------ EXCERPTED DATA ------
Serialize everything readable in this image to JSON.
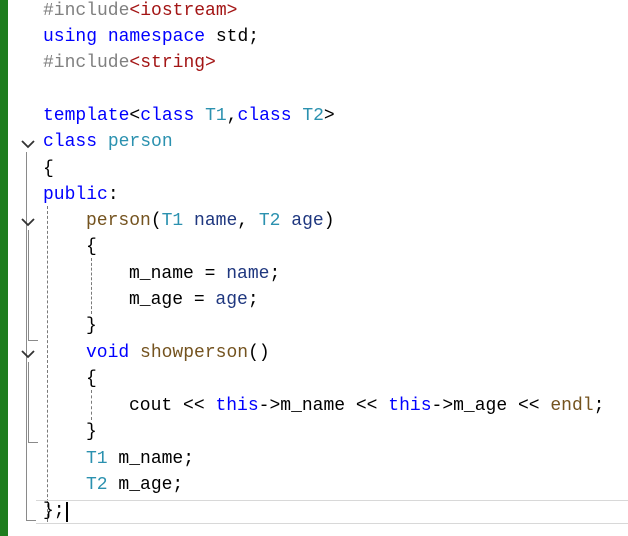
{
  "colors": {
    "change_bar": "#1e7d1e",
    "keyword": "#0000ff",
    "type": "#2b91af",
    "preprocessor": "#808080",
    "string": "#a31515",
    "function": "#74531f",
    "param": "#1f377f"
  },
  "code": {
    "l1": {
      "dir": "#include",
      "open": "<",
      "hdr": "iostream",
      "close": ">"
    },
    "l2": {
      "kw1": "using",
      "kw2": "namespace",
      "rest": " std;"
    },
    "l3": {
      "dir": "#include",
      "open": "<",
      "hdr": "string",
      "close": ">"
    },
    "l5": {
      "kw": "template",
      "open": "<",
      "c1": "class",
      "t1": "T1",
      "comma": ",",
      "c2": "class",
      "t2": "T2",
      "close": ">"
    },
    "l6": {
      "kw": "class",
      "name": "person"
    },
    "l7": {
      "brace": "{"
    },
    "l8": {
      "kw": "public",
      "colon": ":"
    },
    "l9": {
      "fn": "person",
      "p1": "(",
      "t1": "T1",
      "n1": " name",
      "c": ", ",
      "t2": "T2",
      "n2": " age",
      "p2": ")"
    },
    "l10": {
      "brace": "{"
    },
    "l11": {
      "lhs": "m_name",
      "eq": " = ",
      "rhs": "name",
      "semi": ";"
    },
    "l12": {
      "lhs": "m_age",
      "eq": " = ",
      "rhs": "age",
      "semi": ";"
    },
    "l13": {
      "brace": "}"
    },
    "l14": {
      "kw": "void",
      "fn": "showperson",
      "args": "()"
    },
    "l15": {
      "brace": "{"
    },
    "l16": {
      "cout": "cout",
      "op1": " << ",
      "this1": "this",
      "arrow1": "->",
      "f1": "m_name",
      "op2": " << ",
      "this2": "this",
      "arrow2": "->",
      "f2": "m_age",
      "op3": " << ",
      "endl": "endl",
      "semi": ";"
    },
    "l17": {
      "brace": "}"
    },
    "l18": {
      "type": "T1",
      "name": " m_name;"
    },
    "l19": {
      "type": "T2",
      "name": " m_age;"
    },
    "l20": {
      "text": "};"
    }
  }
}
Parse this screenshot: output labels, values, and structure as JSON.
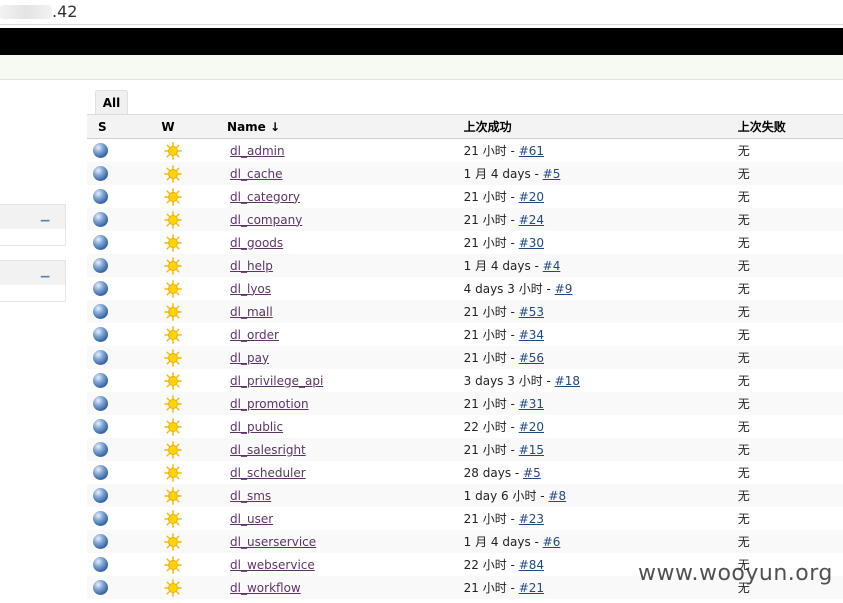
{
  "browser": {
    "url_fragment": ".42"
  },
  "view_tab": {
    "label": "All"
  },
  "columns": {
    "status": "S",
    "weather": "W",
    "name": "Name ↓",
    "last_success": "上次成功",
    "last_failure": "上次失败"
  },
  "jobs": [
    {
      "name": "dl_admin",
      "success_prefix": "21 小时 - ",
      "build": "#61",
      "failure": "无"
    },
    {
      "name": "dl_cache",
      "success_prefix": "1 月 4 days - ",
      "build": "#5",
      "failure": "无"
    },
    {
      "name": "dl_category",
      "success_prefix": "21 小时 - ",
      "build": "#20",
      "failure": "无"
    },
    {
      "name": "dl_company",
      "success_prefix": "21 小时 - ",
      "build": "#24",
      "failure": "无"
    },
    {
      "name": "dl_goods",
      "success_prefix": "21 小时 - ",
      "build": "#30",
      "failure": "无"
    },
    {
      "name": "dl_help",
      "success_prefix": "1 月 4 days - ",
      "build": "#4",
      "failure": "无"
    },
    {
      "name": "dl_lyos",
      "success_prefix": "4 days 3 小时 - ",
      "build": "#9",
      "failure": "无"
    },
    {
      "name": "dl_mall",
      "success_prefix": "21 小时 - ",
      "build": "#53",
      "failure": "无"
    },
    {
      "name": "dl_order",
      "success_prefix": "21 小时 - ",
      "build": "#34",
      "failure": "无"
    },
    {
      "name": "dl_pay",
      "success_prefix": "21 小时 - ",
      "build": "#56",
      "failure": "无"
    },
    {
      "name": "dl_privilege_api",
      "success_prefix": "3 days 3 小时 - ",
      "build": "#18",
      "failure": "无"
    },
    {
      "name": "dl_promotion",
      "success_prefix": "21 小时 - ",
      "build": "#31",
      "failure": "无"
    },
    {
      "name": "dl_public",
      "success_prefix": "22 小时 - ",
      "build": "#20",
      "failure": "无"
    },
    {
      "name": "dl_salesright",
      "success_prefix": "21 小时 - ",
      "build": "#15",
      "failure": "无"
    },
    {
      "name": "dl_scheduler",
      "success_prefix": "28 days - ",
      "build": "#5",
      "failure": "无"
    },
    {
      "name": "dl_sms",
      "success_prefix": "1 day 6 小时 - ",
      "build": "#8",
      "failure": "无"
    },
    {
      "name": "dl_user",
      "success_prefix": "21 小时 - ",
      "build": "#23",
      "failure": "无"
    },
    {
      "name": "dl_userservice",
      "success_prefix": "1 月 4 days - ",
      "build": "#6",
      "failure": "无"
    },
    {
      "name": "dl_webservice",
      "success_prefix": "22 小时 - ",
      "build": "#84",
      "failure": "无"
    },
    {
      "name": "dl_workflow",
      "success_prefix": "21 小时 - ",
      "build": "#21",
      "failure": "无"
    }
  ],
  "sidebar": {
    "collapse_symbol": "−"
  },
  "watermark": "www.wooyun.org",
  "icons": {
    "status": "blue-ball-icon",
    "weather": "sunny-icon"
  },
  "colors": {
    "job_link": "#5c3566",
    "build_link": "#204a87",
    "topbar": "#000000"
  }
}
------
**TASK DESCRIPTION**
In your copy of the listing above, reproduce each line exactly and omit all pictures.

**RESULT FOR THIS EXERCISE**
Serialize everything readable in this image to JSON.
{
  "colors": {
    "change_bar": "#1e7d1e",
    "keyword": "#0000ff",
    "type": "#2b91af",
    "preprocessor": "#808080",
    "string": "#a31515",
    "function": "#74531f",
    "param": "#1f377f"
  },
  "code": {
    "l1": {
      "dir": "#include",
      "open": "<",
      "hdr": "iostream",
      "close": ">"
    },
    "l2": {
      "kw1": "using",
      "kw2": "namespace",
      "rest": " std;"
    },
    "l3": {
      "dir": "#include",
      "open": "<",
      "hdr": "string",
      "close": ">"
    },
    "l5": {
      "kw": "template",
      "open": "<",
      "c1": "class",
      "t1": "T1",
      "comma": ",",
      "c2": "class",
      "t2": "T2",
      "close": ">"
    },
    "l6": {
      "kw": "class",
      "name": "person"
    },
    "l7": {
      "brace": "{"
    },
    "l8": {
      "kw": "public",
      "colon": ":"
    },
    "l9": {
      "fn": "person",
      "p1": "(",
      "t1": "T1",
      "n1": " name",
      "c": ", ",
      "t2": "T2",
      "n2": " age",
      "p2": ")"
    },
    "l10": {
      "brace": "{"
    },
    "l11": {
      "lhs": "m_name",
      "eq": " = ",
      "rhs": "name",
      "semi": ";"
    },
    "l12": {
      "lhs": "m_age",
      "eq": " = ",
      "rhs": "age",
      "semi": ";"
    },
    "l13": {
      "brace": "}"
    },
    "l14": {
      "kw": "void",
      "fn": "showperson",
      "args": "()"
    },
    "l15": {
      "brace": "{"
    },
    "l16": {
      "cout": "cout",
      "op1": " << ",
      "this1": "this",
      "arrow1": "->",
      "f1": "m_name",
      "op2": " << ",
      "this2": "this",
      "arrow2": "->",
      "f2": "m_age",
      "op3": " << ",
      "endl": "endl",
      "semi": ";"
    },
    "l17": {
      "brace": "}"
    },
    "l18": {
      "type": "T1",
      "name": " m_name;"
    },
    "l19": {
      "type": "T2",
      "name": " m_age;"
    },
    "l20": {
      "text": "};"
    }
  }
}
Parse this screenshot: output labels, values, and structure as JSON.
{
  "browser": {
    "url_fragment": ".42"
  },
  "view_tab": {
    "label": "All"
  },
  "columns": {
    "status": "S",
    "weather": "W",
    "name": "Name ↓",
    "last_success": "上次成功",
    "last_failure": "上次失败"
  },
  "jobs": [
    {
      "name": "dl_admin",
      "success_prefix": "21 小时 - ",
      "build": "#61",
      "failure": "无"
    },
    {
      "name": "dl_cache",
      "success_prefix": "1 月 4 days - ",
      "build": "#5",
      "failure": "无"
    },
    {
      "name": "dl_category",
      "success_prefix": "21 小时 - ",
      "build": "#20",
      "failure": "无"
    },
    {
      "name": "dl_company",
      "success_prefix": "21 小时 - ",
      "build": "#24",
      "failure": "无"
    },
    {
      "name": "dl_goods",
      "success_prefix": "21 小时 - ",
      "build": "#30",
      "failure": "无"
    },
    {
      "name": "dl_help",
      "success_prefix": "1 月 4 days - ",
      "build": "#4",
      "failure": "无"
    },
    {
      "name": "dl_lyos",
      "success_prefix": "4 days 3 小时 - ",
      "build": "#9",
      "failure": "无"
    },
    {
      "name": "dl_mall",
      "success_prefix": "21 小时 - ",
      "build": "#53",
      "failure": "无"
    },
    {
      "name": "dl_order",
      "success_prefix": "21 小时 - ",
      "build": "#34",
      "failure": "无"
    },
    {
      "name": "dl_pay",
      "success_prefix": "21 小时 - ",
      "build": "#56",
      "failure": "无"
    },
    {
      "name": "dl_privilege_api",
      "success_prefix": "3 days 3 小时 - ",
      "build": "#18",
      "failure": "无"
    },
    {
      "name": "dl_promotion",
      "success_prefix": "21 小时 - ",
      "build": "#31",
      "failure": "无"
    },
    {
      "name": "dl_public",
      "success_prefix": "22 小时 - ",
      "build": "#20",
      "failure": "无"
    },
    {
      "name": "dl_salesright",
      "success_prefix": "21 小时 - ",
      "build": "#15",
      "failure": "无"
    },
    {
      "name": "dl_scheduler",
      "success_prefix": "28 days - ",
      "build": "#5",
      "failure": "无"
    },
    {
      "name": "dl_sms",
      "success_prefix": "1 day 6 小时 - ",
      "build": "#8",
      "failure": "无"
    },
    {
      "name": "dl_user",
      "success_prefix": "21 小时 - ",
      "build": "#23",
      "failure": "无"
    },
    {
      "name": "dl_userservice",
      "success_prefix": "1 月 4 days - ",
      "build": "#6",
      "failure": "无"
    },
    {
      "name": "dl_webservice",
      "success_prefix": "22 小时 - ",
      "build": "#84",
      "failure": "无"
    },
    {
      "name": "dl_workflow",
      "success_prefix": "21 小时 - ",
      "build": "#21",
      "failure": "无"
    }
  ],
  "sidebar": {
    "collapse_symbol": "−"
  },
  "watermark": "www.wooyun.org",
  "icons": {
    "status": "blue-ball-icon",
    "weather": "sunny-icon"
  },
  "colors": {
    "job_link": "#5c3566",
    "build_link": "#204a87",
    "topbar": "#000000"
  }
}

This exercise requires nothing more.